** start Extracted entries **

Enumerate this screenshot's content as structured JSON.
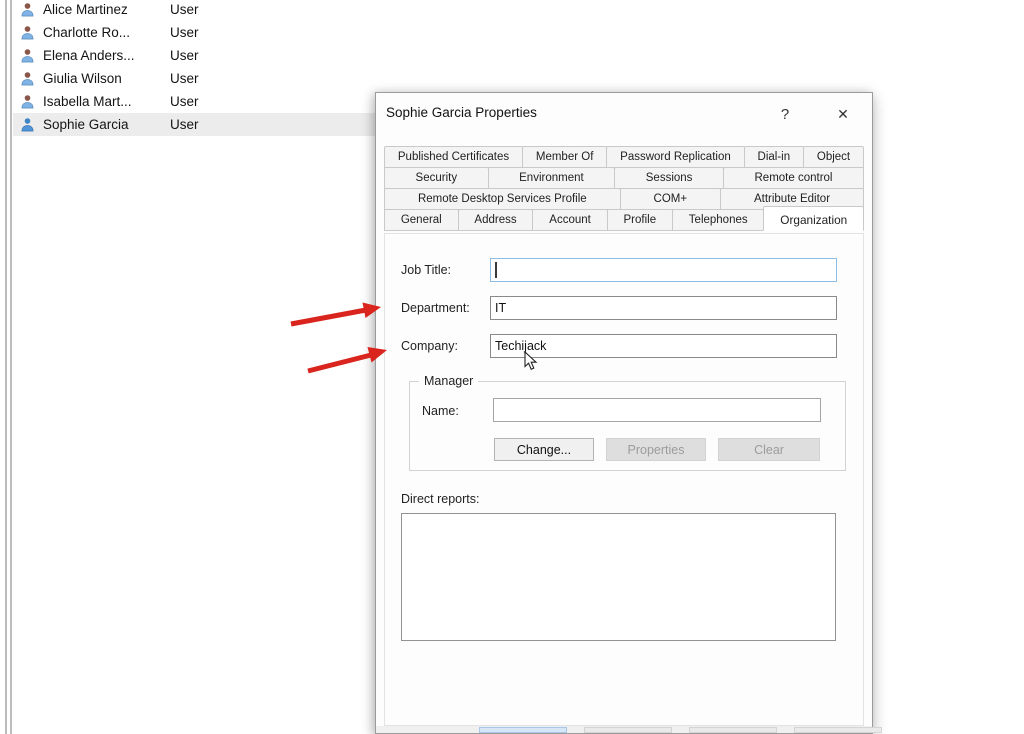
{
  "user_list": {
    "items": [
      {
        "name": "Alice Martinez",
        "type": "User"
      },
      {
        "name": "Charlotte Ro...",
        "type": "User"
      },
      {
        "name": "Elena Anders...",
        "type": "User"
      },
      {
        "name": "Giulia Wilson",
        "type": "User"
      },
      {
        "name": "Isabella Mart...",
        "type": "User"
      },
      {
        "name": "Sophie Garcia",
        "type": "User"
      }
    ]
  },
  "dialog": {
    "title": "Sophie Garcia Properties",
    "help_glyph": "?",
    "close_glyph": "✕",
    "tab_rows": [
      [
        "Published Certificates",
        "Member Of",
        "Password Replication",
        "Dial-in",
        "Object"
      ],
      [
        "Security",
        "Environment",
        "Sessions",
        "Remote control"
      ],
      [
        "Remote Desktop Services Profile",
        "COM+",
        "Attribute Editor"
      ],
      [
        "General",
        "Address",
        "Account",
        "Profile",
        "Telephones",
        "Organization"
      ]
    ],
    "active_tab": "Organization",
    "fields": {
      "job_title_label": "Job Title:",
      "job_title_value": "",
      "department_label": "Department:",
      "department_value": "IT",
      "company_label": "Company:",
      "company_value": "Techijack"
    },
    "manager": {
      "group_label": "Manager",
      "name_label": "Name:",
      "name_value": "",
      "change_button": "Change...",
      "properties_button": "Properties",
      "clear_button": "Clear"
    },
    "direct_reports_label": "Direct reports:"
  },
  "colors": {
    "arrow_red": "#d9251d",
    "focus_border": "#8ebde4",
    "selected_row": "#ececec"
  }
}
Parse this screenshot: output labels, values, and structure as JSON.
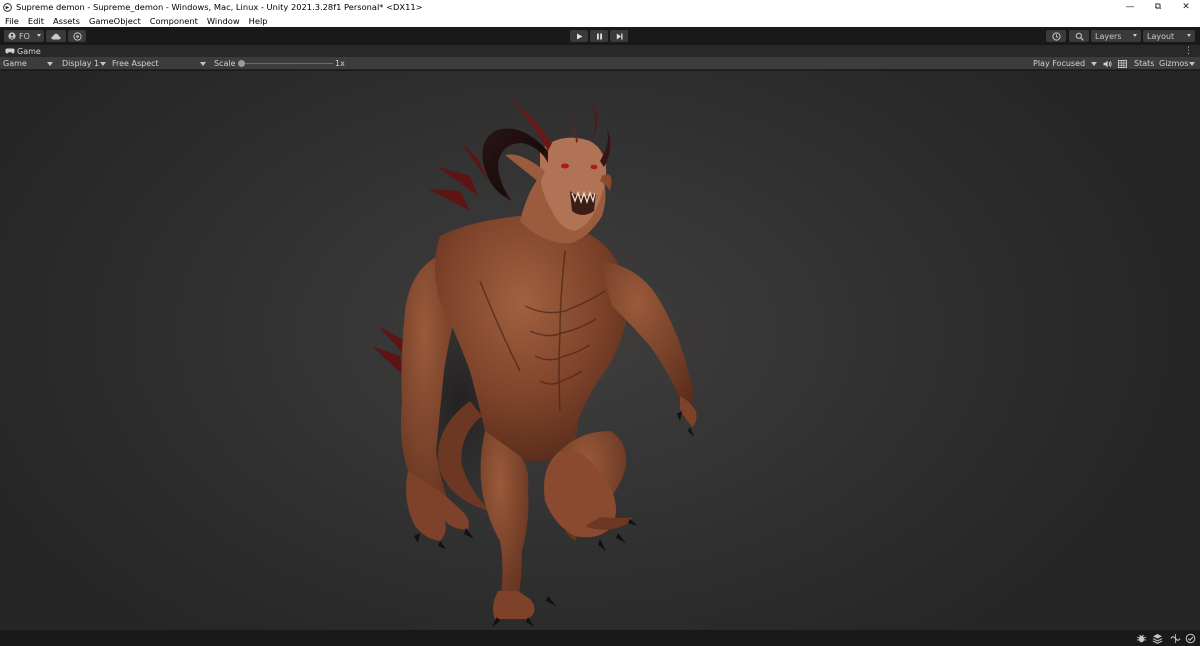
{
  "window": {
    "title": "Supreme demon - Supreme_demon - Windows, Mac, Linux - Unity 2021.3.28f1 Personal* <DX11>"
  },
  "menu": [
    "File",
    "Edit",
    "Assets",
    "GameObject",
    "Component",
    "Window",
    "Help"
  ],
  "toolbar": {
    "account_label": "FO",
    "layers_label": "Layers",
    "layout_label": "Layout"
  },
  "tab": {
    "label": "Game"
  },
  "game_toolbar": {
    "mode": "Game",
    "display": "Display 1",
    "aspect": "Free Aspect",
    "scale_label": "Scale",
    "scale_value": "1x",
    "scale_fraction": 0.0,
    "play_mode": "Play Focused",
    "stats_label": "Stats",
    "gizmos_label": "Gizmos"
  },
  "viewport": {
    "model": "demon-character-render",
    "skin_color": "#8a4a30",
    "background_color": "#333232"
  },
  "icons": [
    "unity-logo-icon",
    "minimize-icon",
    "maximize-icon",
    "close-icon",
    "cloud-icon",
    "collab-icon",
    "play-icon",
    "pause-icon",
    "step-icon",
    "history-icon",
    "search-icon",
    "audio-icon",
    "grid-icon",
    "bug-icon",
    "layers-icon",
    "check-icon"
  ]
}
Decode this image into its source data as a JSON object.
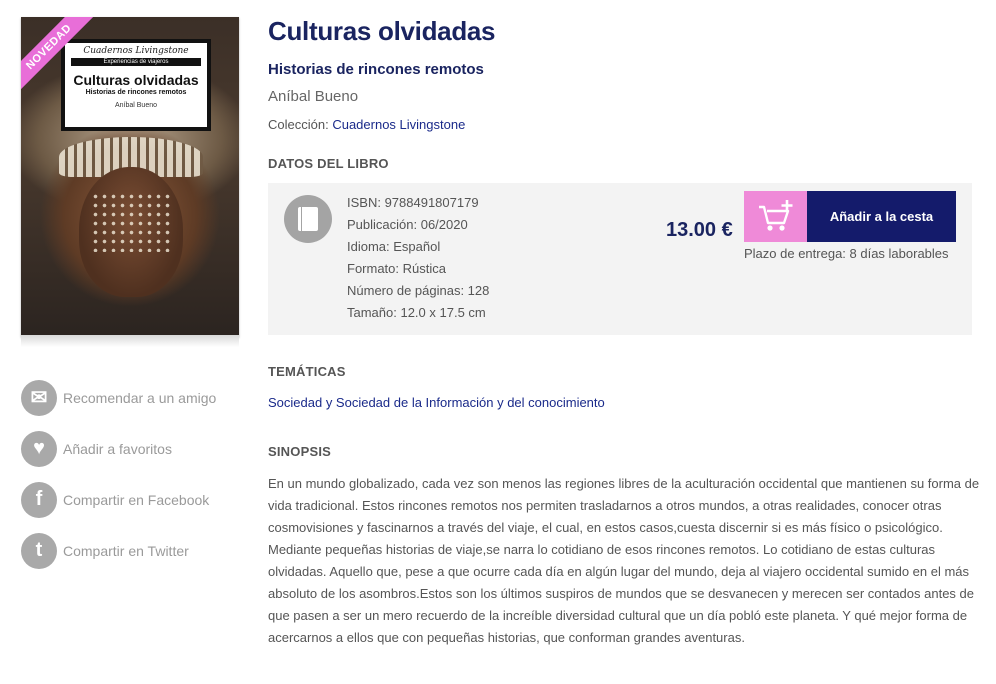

** end Extracted entries **

Filter for "screenshot". Return all lines that hold it.

(Correct response)
Enumerate this screenshot's content as structured JSON.
Parse this screenshot: output labels, values, and structure as JSON.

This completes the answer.